REQUIREMENT
Please output every line of the material as it stands, without the pictures.

EXERCISE INPUTS
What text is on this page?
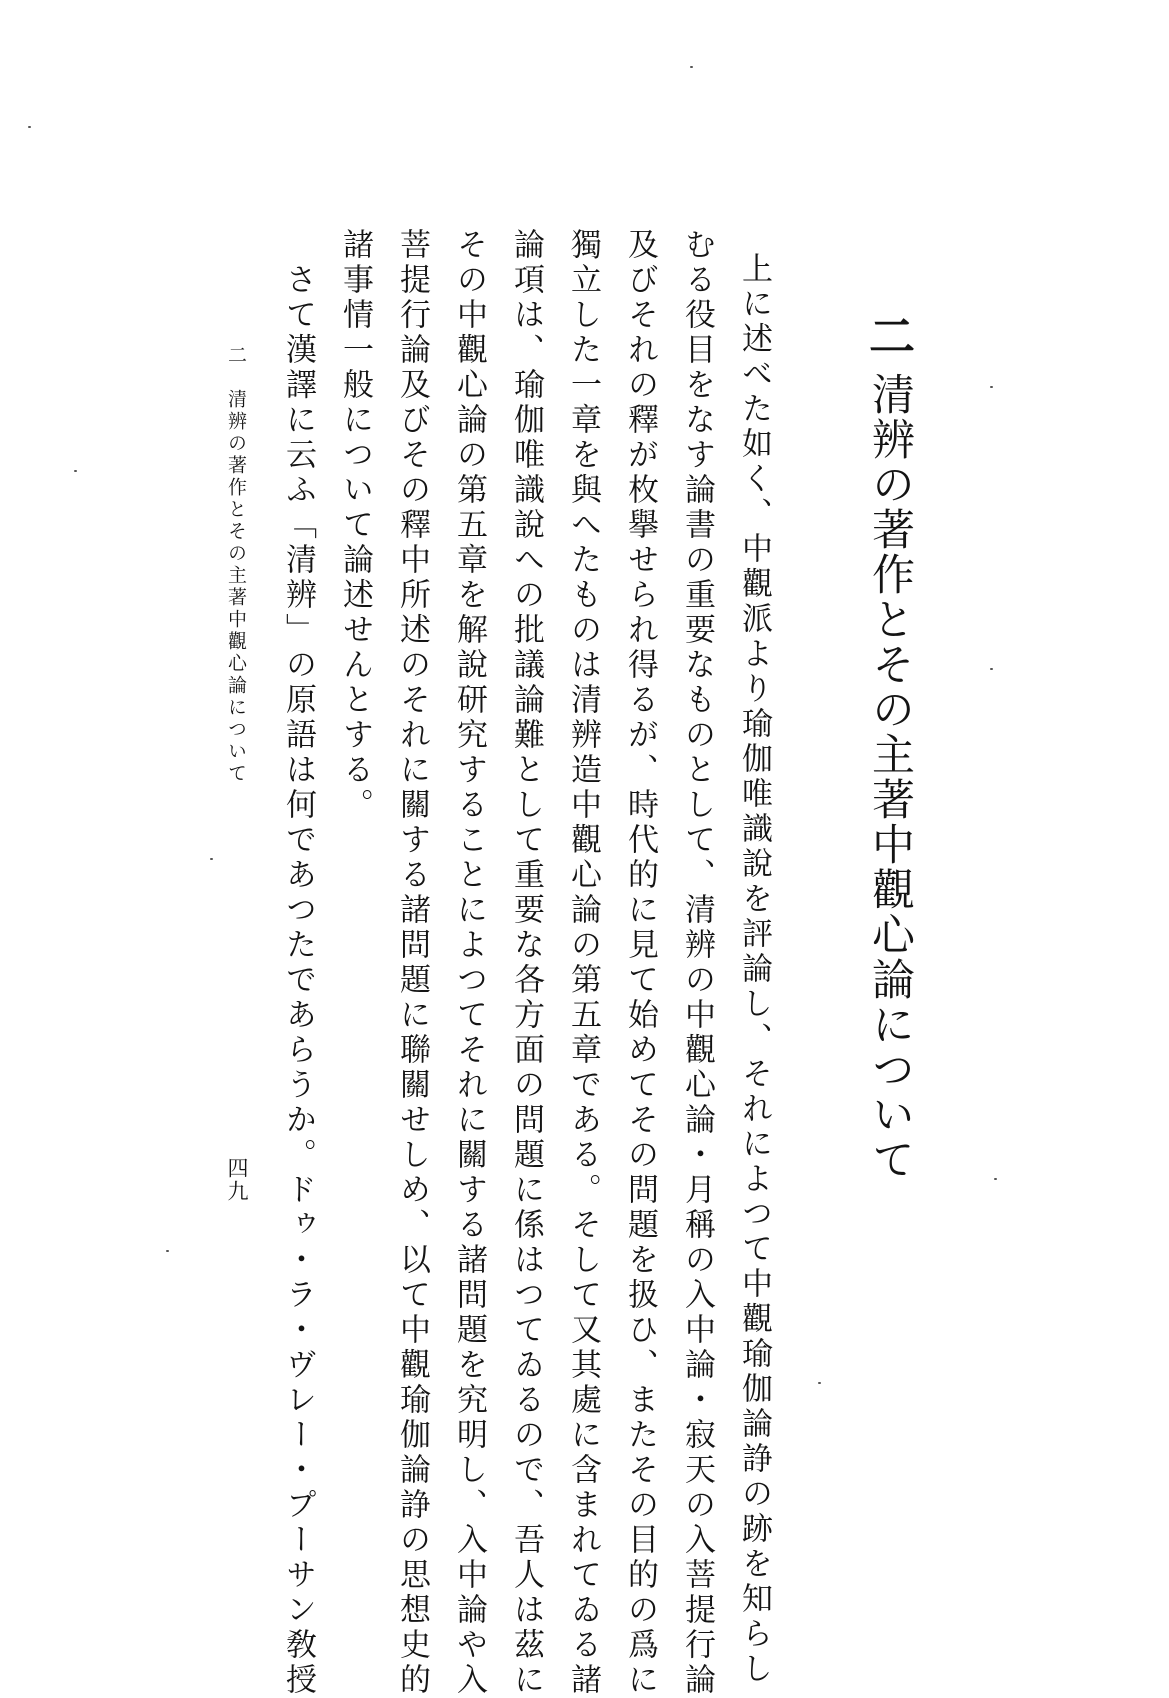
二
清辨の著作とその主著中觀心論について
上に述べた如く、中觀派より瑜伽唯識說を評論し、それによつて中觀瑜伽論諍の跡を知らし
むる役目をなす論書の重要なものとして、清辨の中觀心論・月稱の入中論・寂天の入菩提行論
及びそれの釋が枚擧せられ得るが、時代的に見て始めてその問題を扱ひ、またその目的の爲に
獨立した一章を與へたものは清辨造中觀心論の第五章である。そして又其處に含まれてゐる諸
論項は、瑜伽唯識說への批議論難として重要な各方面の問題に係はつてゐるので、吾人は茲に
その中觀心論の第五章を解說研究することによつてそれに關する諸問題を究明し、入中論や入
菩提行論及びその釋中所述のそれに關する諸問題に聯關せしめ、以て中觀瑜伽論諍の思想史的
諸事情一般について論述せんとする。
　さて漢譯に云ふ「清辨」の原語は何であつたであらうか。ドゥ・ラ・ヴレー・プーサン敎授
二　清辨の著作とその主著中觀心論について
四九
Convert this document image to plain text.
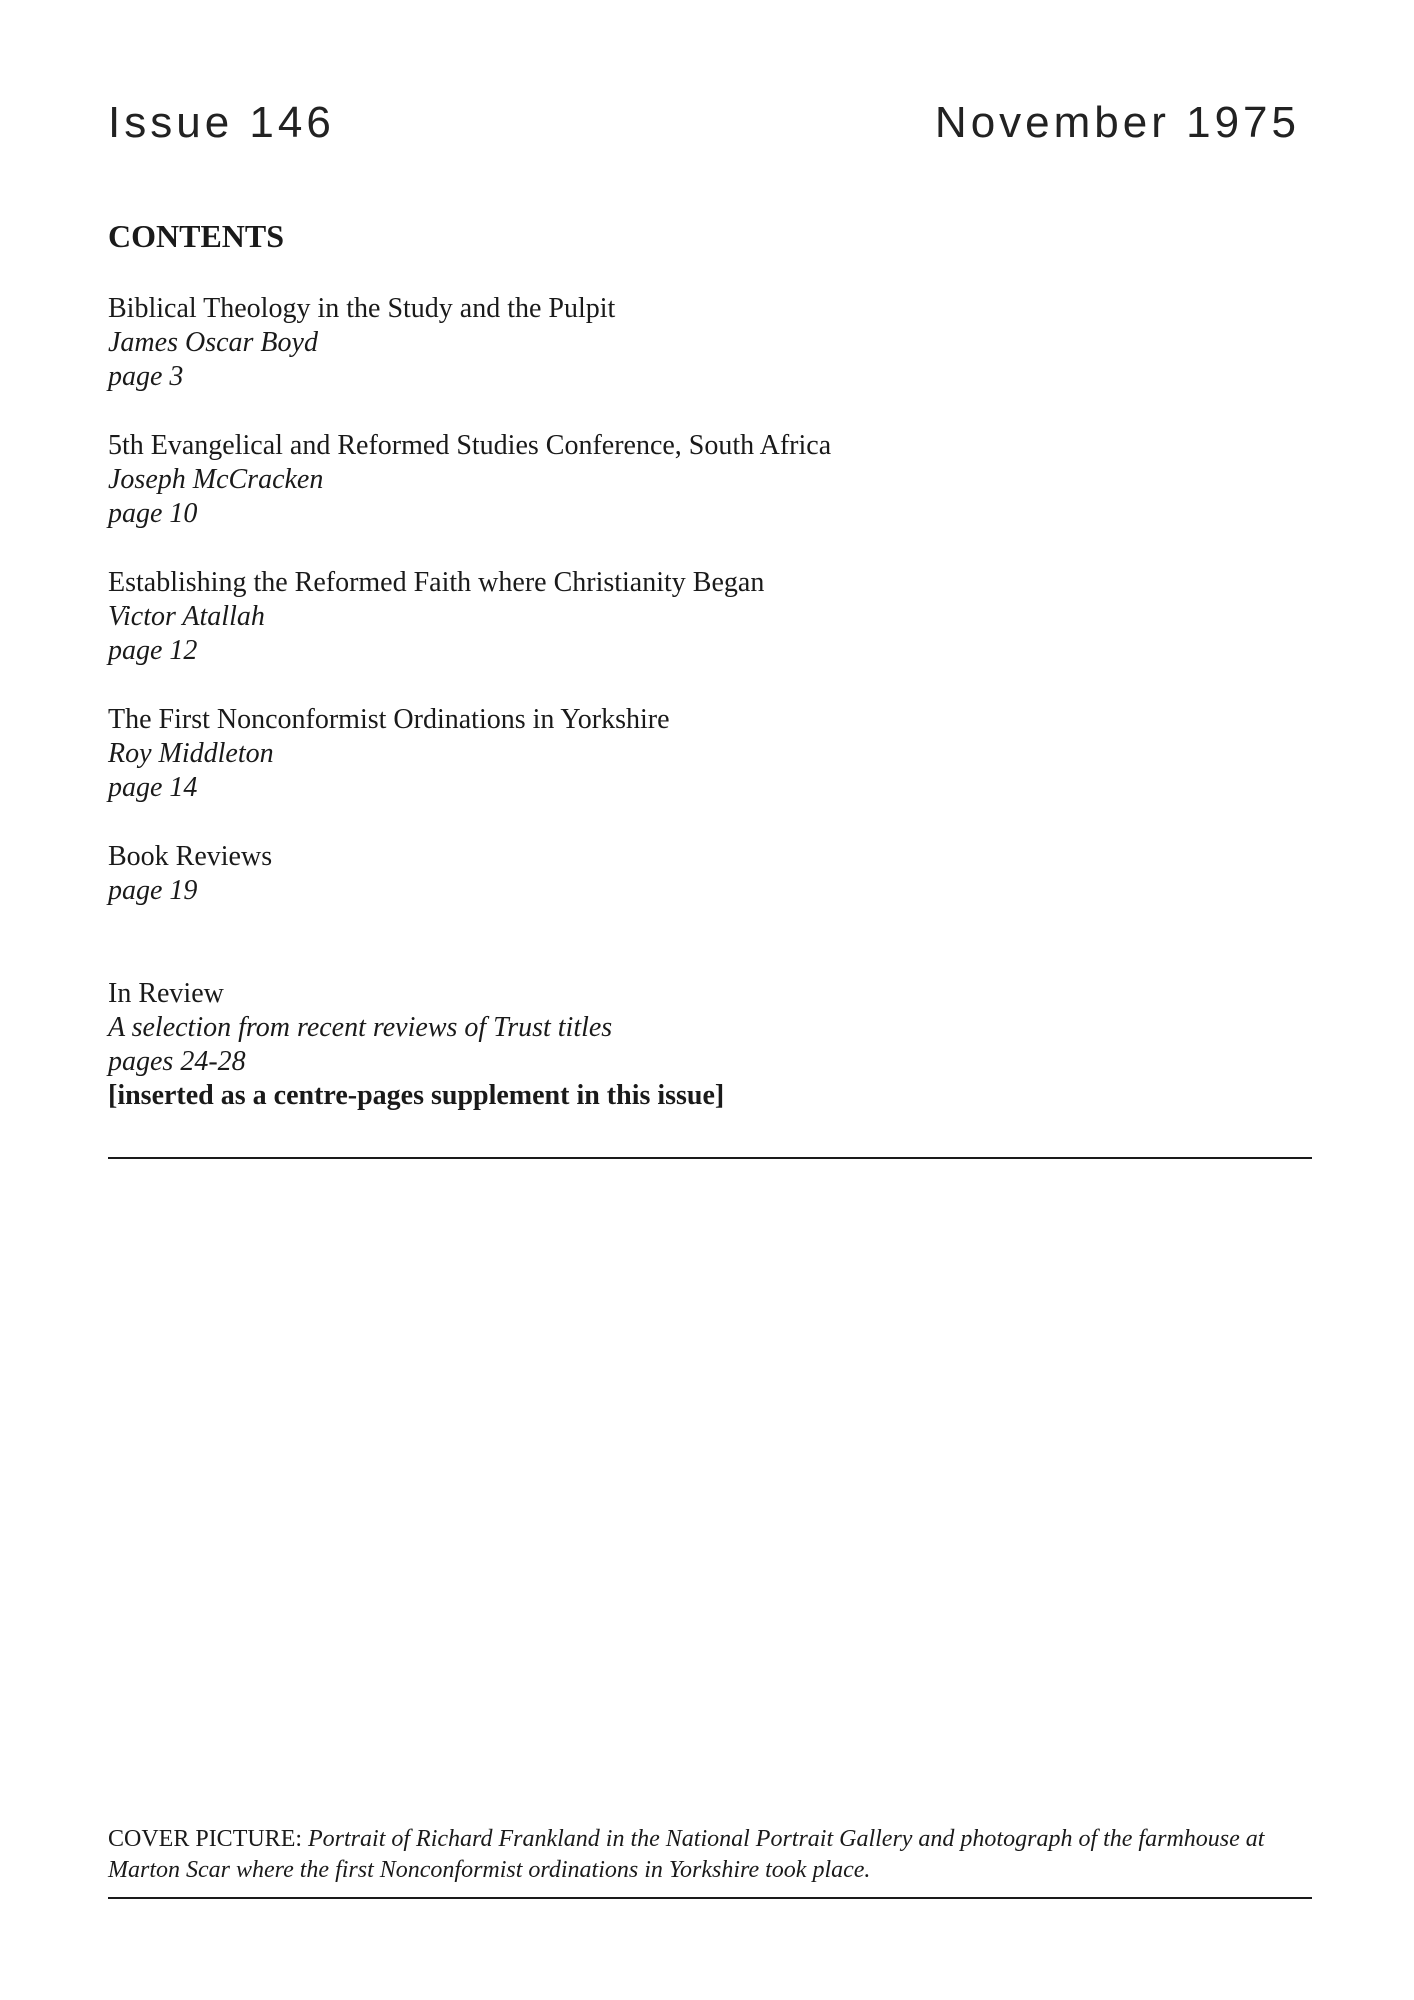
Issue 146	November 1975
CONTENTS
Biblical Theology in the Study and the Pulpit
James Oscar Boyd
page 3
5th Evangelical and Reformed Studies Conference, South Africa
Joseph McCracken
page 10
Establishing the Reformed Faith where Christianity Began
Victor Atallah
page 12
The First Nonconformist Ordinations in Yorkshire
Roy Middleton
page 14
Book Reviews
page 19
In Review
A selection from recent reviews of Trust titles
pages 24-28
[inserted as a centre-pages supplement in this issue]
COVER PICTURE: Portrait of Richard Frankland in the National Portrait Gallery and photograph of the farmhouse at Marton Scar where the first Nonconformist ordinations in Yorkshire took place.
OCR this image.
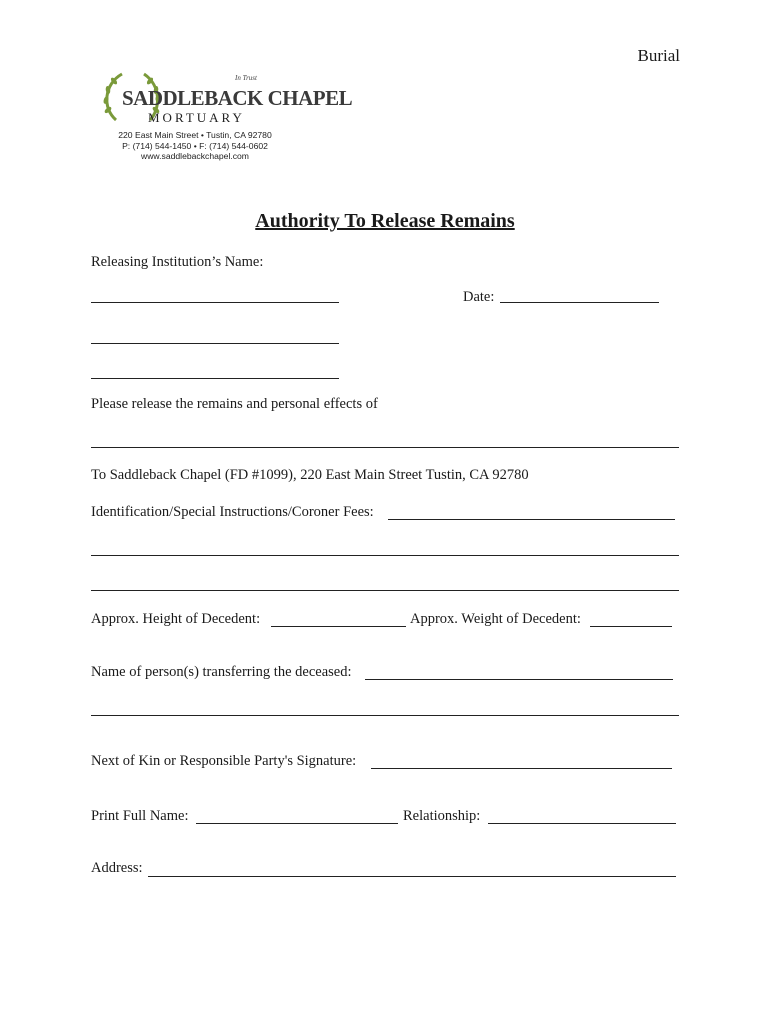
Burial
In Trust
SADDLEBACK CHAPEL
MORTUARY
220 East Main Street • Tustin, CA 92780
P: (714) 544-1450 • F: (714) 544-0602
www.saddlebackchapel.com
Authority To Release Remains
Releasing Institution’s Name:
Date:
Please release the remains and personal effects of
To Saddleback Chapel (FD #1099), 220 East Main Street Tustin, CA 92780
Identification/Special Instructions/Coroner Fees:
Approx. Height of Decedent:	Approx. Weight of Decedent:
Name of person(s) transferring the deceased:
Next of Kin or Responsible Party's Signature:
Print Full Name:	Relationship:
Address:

SOLUTION TO THIS EXERCISE
What text is on this page?
二
清辨の著作とその主著中觀心論について
上に述べた如く、中觀派より瑜伽唯識說を評論し、それによつて中觀瑜伽論諍の跡を知らし
むる役目をなす論書の重要なものとして、清辨の中觀心論・月稱の入中論・寂天の入菩提行論
及びそれの釋が枚擧せられ得るが、時代的に見て始めてその問題を扱ひ、またその目的の爲に
獨立した一章を與へたものは清辨造中觀心論の第五章である。そして又其處に含まれてゐる諸
論項は、瑜伽唯識說への批議論難として重要な各方面の問題に係はつてゐるので、吾人は茲に
その中觀心論の第五章を解說研究することによつてそれに關する諸問題を究明し、入中論や入
菩提行論及びその釋中所述のそれに關する諸問題に聯關せしめ、以て中觀瑜伽論諍の思想史的
諸事情一般について論述せんとする。
　さて漢譯に云ふ「清辨」の原語は何であつたであらうか。ドゥ・ラ・ヴレー・プーサン敎授
二　清辨の著作とその主著中觀心論について
四九
Convert this document image to plain text.
Issue 146	November 1975
CONTENTS
Biblical Theology in the Study and the Pulpit
James Oscar Boyd
page 3
5th Evangelical and Reformed Studies Conference, South Africa
Joseph McCracken
page 10
Establishing the Reformed Faith where Christianity Began
Victor Atallah
page 12
The First Nonconformist Ordinations in Yorkshire
Roy Middleton
page 14
Book Reviews
page 19
In Review
A selection from recent reviews of Trust titles
pages 24-28
[inserted as a centre-pages supplement in this issue]
COVER PICTURE: Portrait of Richard Frankland in the National Portrait Gallery and photograph of the farmhouse at Marton Scar where the first Nonconformist ordinations in Yorkshire took place.
OCR this image.
Burial
In Trust
SADDLEBACK CHAPEL
MORTUARY
220 East Main Street • Tustin, CA 92780
P: (714) 544-1450 • F: (714) 544-0602
www.saddlebackchapel.com
Authority To Release Remains
Releasing Institution’s Name:
Date:
Please release the remains and personal effects of
To Saddleback Chapel (FD #1099), 220 East Main Street Tustin, CA 92780
Identification/Special Instructions/Coroner Fees:
Approx. Height of Decedent:	Approx. Weight of Decedent:
Name of person(s) transferring the deceased:
Next of Kin or Responsible Party's Signature:
Print Full Name:	Relationship:
Address:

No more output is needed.